Provided records:
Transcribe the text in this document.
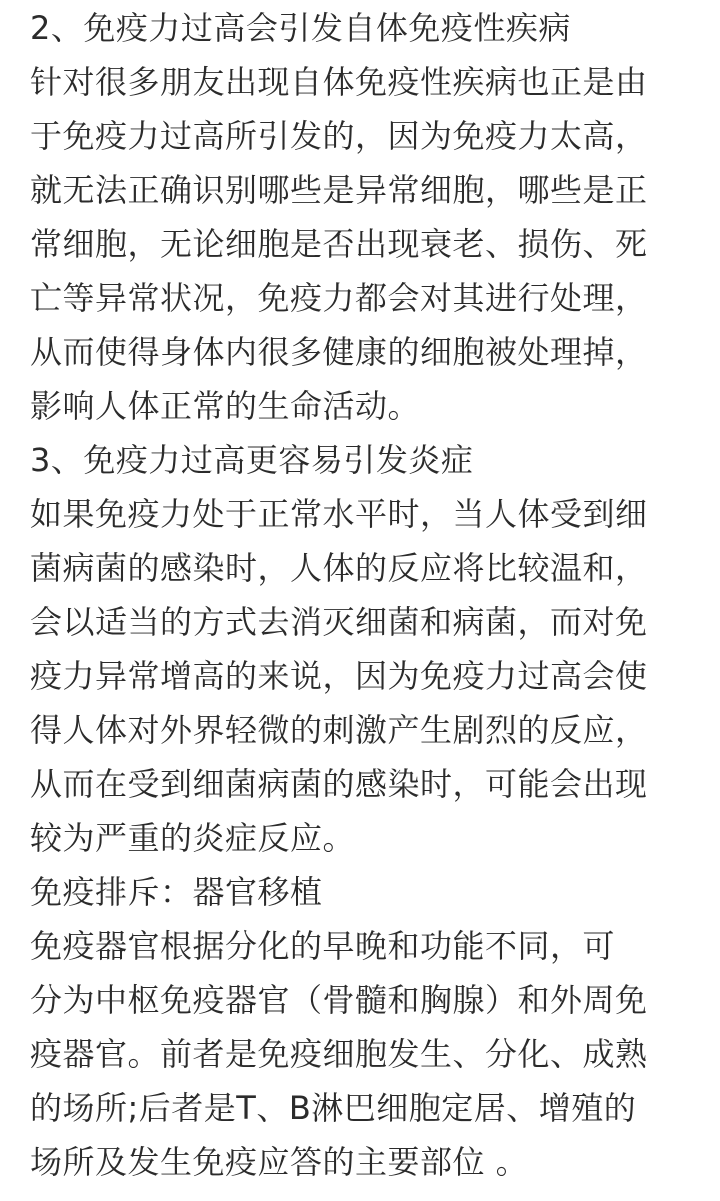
2、免疫力过高会引发自体免疫性疾病
针对很多朋友出现自体免疫性疾病也正是由
于免疫力过高所引发的，因为免疫力太高，
就无法正确识别哪些是异常细胞，哪些是正
常细胞，无论细胞是否出现衰老、损伤、死
亡等异常状况，免疫力都会对其进行处理，
从而使得身体内很多健康的细胞被处理掉，
影响人体正常的生命活动。
3、免疫力过高更容易引发炎症
如果免疫力处于正常水平时，当人体受到细
菌病菌的感染时，人体的反应将比较温和，
会以适当的方式去消灭细菌和病菌，而对免
疫力异常增高的来说，因为免疫力过高会使
得人体对外界轻微的刺激产生剧烈的反应，
从而在受到细菌病菌的感染时，可能会出现
较为严重的炎症反应。
免疫排斥：器官移植
免疫器官根据分化的早晚和功能不同，可
分为中枢免疫器官（骨髓和胸腺）和外周免
疫器官。前者是免疫细胞发生、分化、成熟
的场所;后者是T、B淋巴细胞定居、增殖的
场所及发生免疫应答的主要部位 。
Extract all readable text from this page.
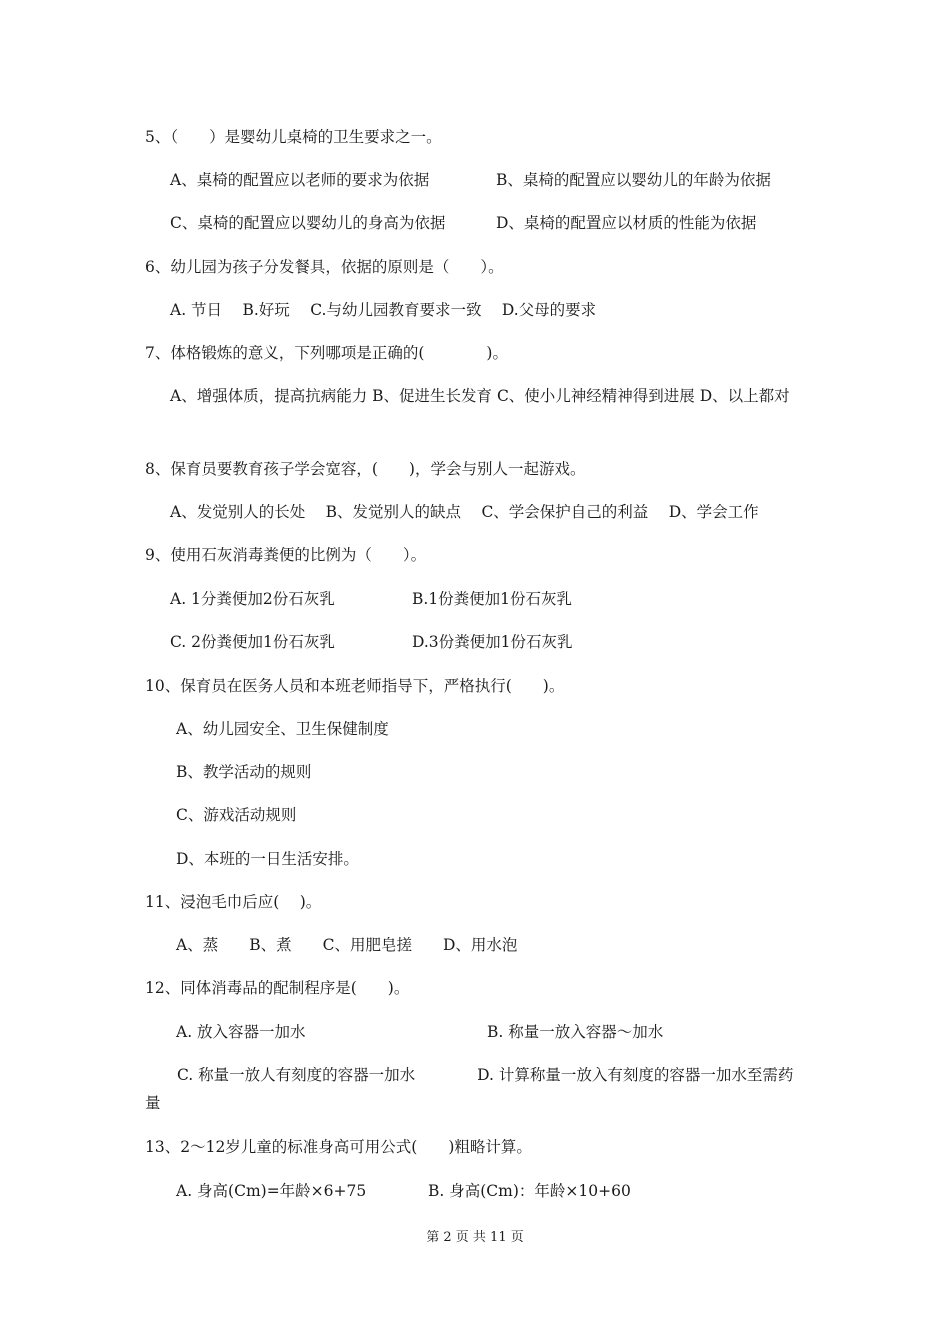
5、（　　）是婴幼儿桌椅的卫生要求之一。
A、桌椅的配置应以老师的要求为依据	B、桌椅的配置应以婴幼儿的年龄为依据
C、桌椅的配置应以婴幼儿的身高为依据	D、桌椅的配置应以材质的性能为依据
6、幼儿园为孩子分发餐具，依据的原则是（　　）。
A. 节日　 B.好玩　 C.与幼儿园教育要求一致　 D.父母的要求
7、体格锻炼的意义，下列哪项是正确的(　　　　)。
A、增强体质，提高抗病能力 B、促进生长发育 C、使小儿神经精神得到进展 D、以上都对
8、保育员要教育孩子学会宽容，(　　)，学会与别人一起游戏。
A、发觉别人的长处　 B、发觉别人的缺点　 C、学会保护自己的利益　 D、学会工作
9、使用石灰消毒粪便的比例为（　　）。
A. 1分粪便加2份石灰乳	B.1份粪便加1份石灰乳
C. 2份粪便加1份石灰乳	D.3份粪便加1份石灰乳
10、保育员在医务人员和本班老师指导下，严格执行(　　)。
A、幼儿园安全、卫生保健制度
B、教学活动的规则
C、游戏活动规则
D、本班的一日生活安排。
11、浸泡毛巾后应(　 )。
A、蒸　　B、煮　　C、用肥皂搓　　D、用水泡
12、同体消毒品的配制程序是(　　)。
A. 放入容器一加水	B. 称量一放入容器～加水
C. 称量一放人有刻度的容器一加水　　　　D. 计算称量一放入有刻度的容器一加水至需药量
13、2～12岁儿童的标准身高可用公式(　　)粗略计算。
A. 身高(Cm)=年龄×6+75	B. 身高(Cm)：年龄×10+60
第 2 页 共 11 页
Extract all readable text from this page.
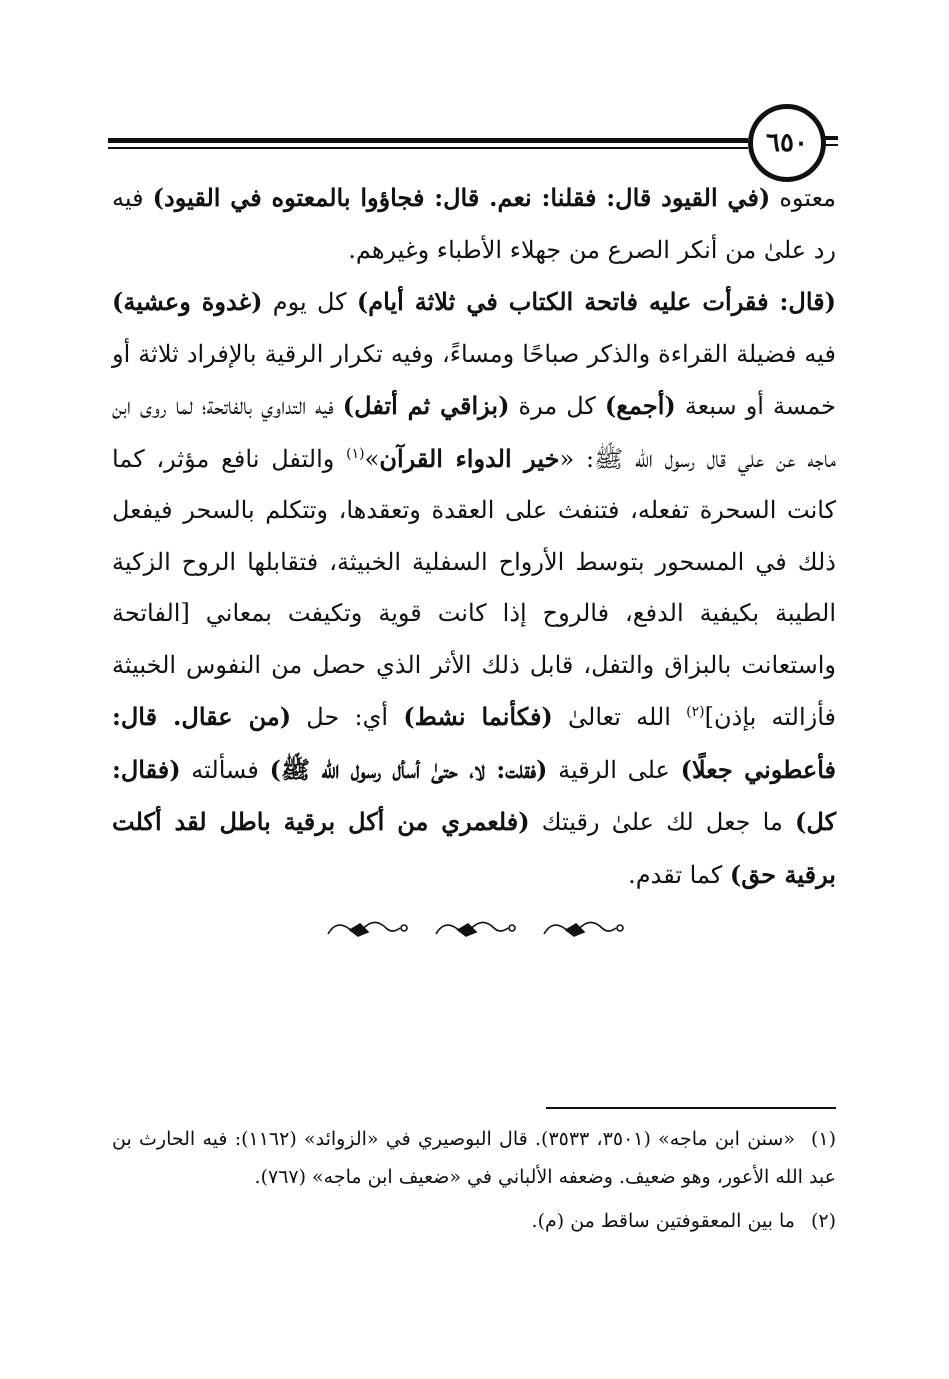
٦٥٠

معتوه (في القيود قال: فقلنا: نعم. قال: فجاؤوا بالمعتوه في القيود) فيه رد علىٰ من أنكر الصرع من جهلاء الأطباء وغيرهم.

(قال: فقرأت عليه فاتحة الكتاب في ثلاثة أيام) كل يوم (غدوة وعشية) فيه فضيلة القراءة والذكر صباحًا ومساءً، وفيه تكرار الرقية بالإفراد ثلاثة أو خمسة أو سبعة (أجمع) كل مرة (بزاقي ثم أتفل) فيه التداوي بالفاتحة؛ لما روى ابن ماجه عن علي قال رسول الله ﷺ: «خير الدواء القرآن»$^{(١)}$ والتفل نافع مؤثر، كما كانت السحرة تفعله، فتنفث على العقدة وتعقدها، وتتكلم بالسحر فيفعل ذلك في المسحور بتوسط الأرواح السفلية الخبيثة، فتقابلها الروح الزكية الطيبة بكيفية الدفع، فالروح إذا كانت قوية وتكيفت بمعاني [الفاتحة واستعانت بالبزاق والتفل، قابل ذلك الأثر الذي حصل من النفوس الخبيثة فأزالته بإذن]$^{(٢)}$ الله تعالىٰ (فكأنما نشط) أي: حل (من عقال. قال: فأعطوني جعلًا) على الرقية (فقلت: لا، حتىٰ أسأل رسول الله ﷺ) فسألته (فقال: كل) ما جعل لك علىٰ رقيتك (فلعمري من أكل برقية باطل لقد أكلت برقية حق) كما تقدم.

(١)«سنن ابن ماجه» (٣٥٠١، ٣٥٣٣). قال البوصيري في «الزوائد» (١١٦٢): فيه الحارث بن عبد الله الأعور، وهو ضعيف. وضعفه الألباني في «ضعيف ابن ماجه» (٧٦٧).

(٢)ما بين المعقوفتين ساقط من (م).
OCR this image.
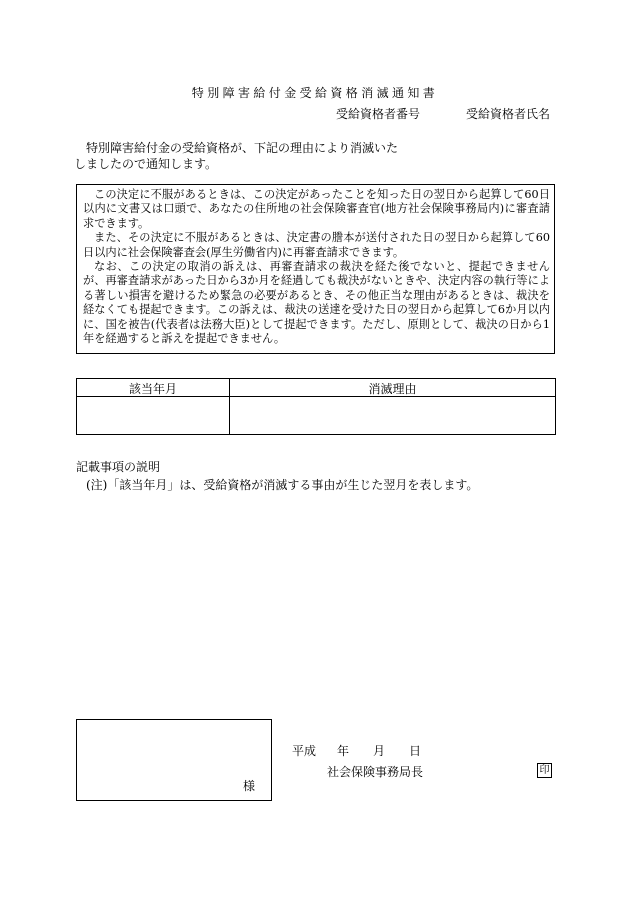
特別障害給付金受給資格消滅通知書
受給資格者番号	受給資格者氏名

特別障害給付金の受給資格が、下記の理由により消滅いた

しましたので通知します。

この決定に不服があるときは、この決定があったことを知った日の翌日から起算して60日以内に文書又は口頭で、あなたの住所地の社会保険審査官(地方社会保険事務局内)に審査請求できます。

また、その決定に不服があるときは、決定書の謄本が送付された日の翌日から起算して60日以内に社会保険審査会(厚生労働省内)に再審査請求できます。

なお、この決定の取消の訴えは、再審査請求の裁決を経た後でないと、提起できませんが、再審査請求があった日から3か月を経過しても裁決がないときや、決定内容の執行等による著しい損害を避けるため緊急の必要があるとき、その他正当な理由があるときは、裁決を経なくても提起できます。この訴えは、裁決の送達を受けた日の翌日から起算して6か月以内に、国を被告(代表者は法務大臣)として提起できます。ただし、原則として、裁決の日から1年を経過すると訴えを提起できません。

該当年月	消滅理由
記載事項の説明
(注)「該当年月」は、受給資格が消滅する事由が生じた翌月を表します。
様
平成 年 月 日
社会保険事務局長	印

What the task asks: Show the lines from the data above that contain the string "該当年月".

Complete output:
該当年月	消滅理由
(注)「該当年月」は、受給資格が消滅する事由が生じた翌月を表します。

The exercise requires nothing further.